DATA SHOWN.
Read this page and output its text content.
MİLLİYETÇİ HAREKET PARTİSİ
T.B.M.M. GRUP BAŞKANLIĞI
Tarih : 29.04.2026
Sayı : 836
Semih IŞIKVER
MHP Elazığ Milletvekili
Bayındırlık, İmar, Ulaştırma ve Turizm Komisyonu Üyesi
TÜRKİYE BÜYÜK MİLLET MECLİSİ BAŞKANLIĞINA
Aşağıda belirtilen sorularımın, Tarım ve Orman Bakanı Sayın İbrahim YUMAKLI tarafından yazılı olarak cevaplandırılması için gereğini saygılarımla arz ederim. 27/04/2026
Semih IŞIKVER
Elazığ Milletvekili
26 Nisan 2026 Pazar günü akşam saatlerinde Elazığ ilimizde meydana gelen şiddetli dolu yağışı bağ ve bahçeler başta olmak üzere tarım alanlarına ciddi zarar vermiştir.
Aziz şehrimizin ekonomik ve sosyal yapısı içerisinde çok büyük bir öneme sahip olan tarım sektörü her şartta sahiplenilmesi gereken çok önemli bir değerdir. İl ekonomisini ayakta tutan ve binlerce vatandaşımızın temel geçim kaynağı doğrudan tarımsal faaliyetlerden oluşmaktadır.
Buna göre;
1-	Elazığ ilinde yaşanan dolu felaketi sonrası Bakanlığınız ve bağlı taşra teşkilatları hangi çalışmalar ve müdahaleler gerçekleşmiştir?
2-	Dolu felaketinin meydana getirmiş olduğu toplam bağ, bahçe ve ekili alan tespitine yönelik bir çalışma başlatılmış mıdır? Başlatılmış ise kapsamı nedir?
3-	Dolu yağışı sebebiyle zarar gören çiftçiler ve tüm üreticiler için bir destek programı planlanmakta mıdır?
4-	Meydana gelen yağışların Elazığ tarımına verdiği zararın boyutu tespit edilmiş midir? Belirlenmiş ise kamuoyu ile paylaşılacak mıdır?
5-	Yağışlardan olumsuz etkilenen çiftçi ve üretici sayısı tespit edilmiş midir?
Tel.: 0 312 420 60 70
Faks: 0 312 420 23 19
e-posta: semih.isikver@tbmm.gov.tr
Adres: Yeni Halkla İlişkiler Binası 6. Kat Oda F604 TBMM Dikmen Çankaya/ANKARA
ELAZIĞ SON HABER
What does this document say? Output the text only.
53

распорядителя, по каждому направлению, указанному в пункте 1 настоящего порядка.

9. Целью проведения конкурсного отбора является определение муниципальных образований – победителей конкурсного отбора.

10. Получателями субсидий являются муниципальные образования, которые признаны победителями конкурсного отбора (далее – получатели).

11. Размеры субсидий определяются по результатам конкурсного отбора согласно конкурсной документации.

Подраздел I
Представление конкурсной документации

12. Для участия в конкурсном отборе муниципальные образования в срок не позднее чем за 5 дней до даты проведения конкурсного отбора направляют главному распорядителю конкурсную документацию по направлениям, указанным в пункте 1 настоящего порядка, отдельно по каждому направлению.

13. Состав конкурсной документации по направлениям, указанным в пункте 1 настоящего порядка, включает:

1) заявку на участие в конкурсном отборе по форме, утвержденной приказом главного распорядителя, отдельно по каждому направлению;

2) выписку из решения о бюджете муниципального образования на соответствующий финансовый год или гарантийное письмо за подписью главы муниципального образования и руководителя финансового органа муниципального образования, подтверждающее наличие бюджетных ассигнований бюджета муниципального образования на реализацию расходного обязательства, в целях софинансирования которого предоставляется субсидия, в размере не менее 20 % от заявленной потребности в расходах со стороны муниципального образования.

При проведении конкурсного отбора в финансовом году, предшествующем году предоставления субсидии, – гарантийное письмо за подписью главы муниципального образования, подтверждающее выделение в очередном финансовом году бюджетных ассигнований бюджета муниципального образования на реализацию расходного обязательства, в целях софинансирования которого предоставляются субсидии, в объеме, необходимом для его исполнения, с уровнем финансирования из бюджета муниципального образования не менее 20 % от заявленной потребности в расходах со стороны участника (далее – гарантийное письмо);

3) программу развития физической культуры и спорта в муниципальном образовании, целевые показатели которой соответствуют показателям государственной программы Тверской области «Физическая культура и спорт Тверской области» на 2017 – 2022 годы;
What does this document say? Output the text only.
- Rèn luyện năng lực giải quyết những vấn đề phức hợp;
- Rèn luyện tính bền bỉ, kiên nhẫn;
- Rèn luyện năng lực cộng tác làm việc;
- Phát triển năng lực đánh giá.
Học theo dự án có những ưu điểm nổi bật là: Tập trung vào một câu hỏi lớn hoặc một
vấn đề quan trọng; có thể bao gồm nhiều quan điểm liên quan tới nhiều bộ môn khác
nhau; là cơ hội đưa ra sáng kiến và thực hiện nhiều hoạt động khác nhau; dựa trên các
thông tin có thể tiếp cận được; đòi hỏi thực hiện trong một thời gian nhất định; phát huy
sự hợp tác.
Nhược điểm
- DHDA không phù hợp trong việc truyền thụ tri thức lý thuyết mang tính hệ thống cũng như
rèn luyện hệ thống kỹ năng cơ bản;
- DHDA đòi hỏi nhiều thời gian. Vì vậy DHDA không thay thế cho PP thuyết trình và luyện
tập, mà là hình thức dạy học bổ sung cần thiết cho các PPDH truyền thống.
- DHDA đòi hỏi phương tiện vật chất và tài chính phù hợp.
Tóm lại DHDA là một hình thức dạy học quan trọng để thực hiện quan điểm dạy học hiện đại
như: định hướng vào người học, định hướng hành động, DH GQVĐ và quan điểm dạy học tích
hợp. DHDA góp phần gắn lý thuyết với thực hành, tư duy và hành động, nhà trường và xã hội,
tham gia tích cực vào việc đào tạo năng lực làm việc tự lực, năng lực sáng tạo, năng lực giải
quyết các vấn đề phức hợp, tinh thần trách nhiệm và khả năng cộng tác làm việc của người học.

WORK REQUIRED.
Retype every record above exactly as written.

RESULT OF THIS EXERCISE.
Read this page and output its text content.
MİLLİYETÇİ HAREKET PARTİSİ
T.B.M.M. GRUP BAŞKANLIĞI
Tarih : 29.04.2026
Sayı : 836
Semih IŞIKVER
MHP Elazığ Milletvekili
Bayındırlık, İmar, Ulaştırma ve Turizm Komisyonu Üyesi
TÜRKİYE BÜYÜK MİLLET MECLİSİ BAŞKANLIĞINA
Aşağıda belirtilen sorularımın, Tarım ve Orman Bakanı Sayın İbrahim YUMAKLI tarafından yazılı olarak cevaplandırılması için gereğini saygılarımla arz ederim. 27/04/2026
Semih IŞIKVER
Elazığ Milletvekili
26 Nisan 2026 Pazar günü akşam saatlerinde Elazığ ilimizde meydana gelen şiddetli dolu yağışı bağ ve bahçeler başta olmak üzere tarım alanlarına ciddi zarar vermiştir.
Aziz şehrimizin ekonomik ve sosyal yapısı içerisinde çok büyük bir öneme sahip olan tarım sektörü her şartta sahiplenilmesi gereken çok önemli bir değerdir. İl ekonomisini ayakta tutan ve binlerce vatandaşımızın temel geçim kaynağı doğrudan tarımsal faaliyetlerden oluşmaktadır.
Buna göre;
1-	Elazığ ilinde yaşanan dolu felaketi sonrası Bakanlığınız ve bağlı taşra teşkilatları hangi çalışmalar ve müdahaleler gerçekleşmiştir?
2-	Dolu felaketinin meydana getirmiş olduğu toplam bağ, bahçe ve ekili alan tespitine yönelik bir çalışma başlatılmış mıdır? Başlatılmış ise kapsamı nedir?
3-	Dolu yağışı sebebiyle zarar gören çiftçiler ve tüm üreticiler için bir destek programı planlanmakta mıdır?
4-	Meydana gelen yağışların Elazığ tarımına verdiği zararın boyutu tespit edilmiş midir? Belirlenmiş ise kamuoyu ile paylaşılacak mıdır?
5-	Yağışlardan olumsuz etkilenen çiftçi ve üretici sayısı tespit edilmiş midir?
Tel.: 0 312 420 60 70
Faks: 0 312 420 23 19
e-posta: semih.isikver@tbmm.gov.tr
Adres: Yeni Halkla İlişkiler Binası 6. Kat Oda F604 TBMM Dikmen Çankaya/ANKARA
ELAZIĞ SON HABER
What does this document say? Output the text only.
53

распорядителя, по каждому направлению, указанному в пункте 1 настоящего порядка.

9. Целью проведения конкурсного отбора является определение муниципальных образований – победителей конкурсного отбора.

10. Получателями субсидий являются муниципальные образования, которые признаны победителями конкурсного отбора (далее – получатели).

11. Размеры субсидий определяются по результатам конкурсного отбора согласно конкурсной документации.

Подраздел I
Представление конкурсной документации

12. Для участия в конкурсном отборе муниципальные образования в срок не позднее чем за 5 дней до даты проведения конкурсного отбора направляют главному распорядителю конкурсную документацию по направлениям, указанным в пункте 1 настоящего порядка, отдельно по каждому направлению.

13. Состав конкурсной документации по направлениям, указанным в пункте 1 настоящего порядка, включает:

1) заявку на участие в конкурсном отборе по форме, утвержденной приказом главного распорядителя, отдельно по каждому направлению;

2) выписку из решения о бюджете муниципального образования на соответствующий финансовый год или гарантийное письмо за подписью главы муниципального образования и руководителя финансового органа муниципального образования, подтверждающее наличие бюджетных ассигнований бюджета муниципального образования на реализацию расходного обязательства, в целях софинансирования которого предоставляется субсидия, в размере не менее 20 % от заявленной потребности в расходах со стороны муниципального образования.

При проведении конкурсного отбора в финансовом году, предшествующем году предоставления субсидии, – гарантийное письмо за подписью главы муниципального образования, подтверждающее выделение в очередном финансовом году бюджетных ассигнований бюджета муниципального образования на реализацию расходного обязательства, в целях софинансирования которого предоставляются субсидии, в объеме, необходимом для его исполнения, с уровнем финансирования из бюджета муниципального образования не менее 20 % от заявленной потребности в расходах со стороны участника (далее – гарантийное письмо);

3) программу развития физической культуры и спорта в муниципальном образовании, целевые показатели которой соответствуют показателям государственной программы Тверской области «Физическая культура и спорт Тверской области» на 2017 – 2022 годы;
What does this document say? Output the text only.
- Rèn luyện năng lực giải quyết những vấn đề phức hợp;
- Rèn luyện tính bền bỉ, kiên nhẫn;
- Rèn luyện năng lực cộng tác làm việc;
- Phát triển năng lực đánh giá.
Học theo dự án có những ưu điểm nổi bật là: Tập trung vào một câu hỏi lớn hoặc một
vấn đề quan trọng; có thể bao gồm nhiều quan điểm liên quan tới nhiều bộ môn khác
nhau; là cơ hội đưa ra sáng kiến và thực hiện nhiều hoạt động khác nhau; dựa trên các
thông tin có thể tiếp cận được; đòi hỏi thực hiện trong một thời gian nhất định; phát huy
sự hợp tác.
Nhược điểm
- DHDA không phù hợp trong việc truyền thụ tri thức lý thuyết mang tính hệ thống cũng như
rèn luyện hệ thống kỹ năng cơ bản;
- DHDA đòi hỏi nhiều thời gian. Vì vậy DHDA không thay thế cho PP thuyết trình và luyện
tập, mà là hình thức dạy học bổ sung cần thiết cho các PPDH truyền thống.
- DHDA đòi hỏi phương tiện vật chất và tài chính phù hợp.
Tóm lại DHDA là một hình thức dạy học quan trọng để thực hiện quan điểm dạy học hiện đại
như: định hướng vào người học, định hướng hành động, DH GQVĐ và quan điểm dạy học tích
hợp. DHDA góp phần gắn lý thuyết với thực hành, tư duy và hành động, nhà trường và xã hội,
tham gia tích cực vào việc đào tạo năng lực làm việc tự lực, năng lực sáng tạo, năng lực giải
quyết các vấn đề phức hợp, tinh thần trách nhiệm và khả năng cộng tác làm việc của người học.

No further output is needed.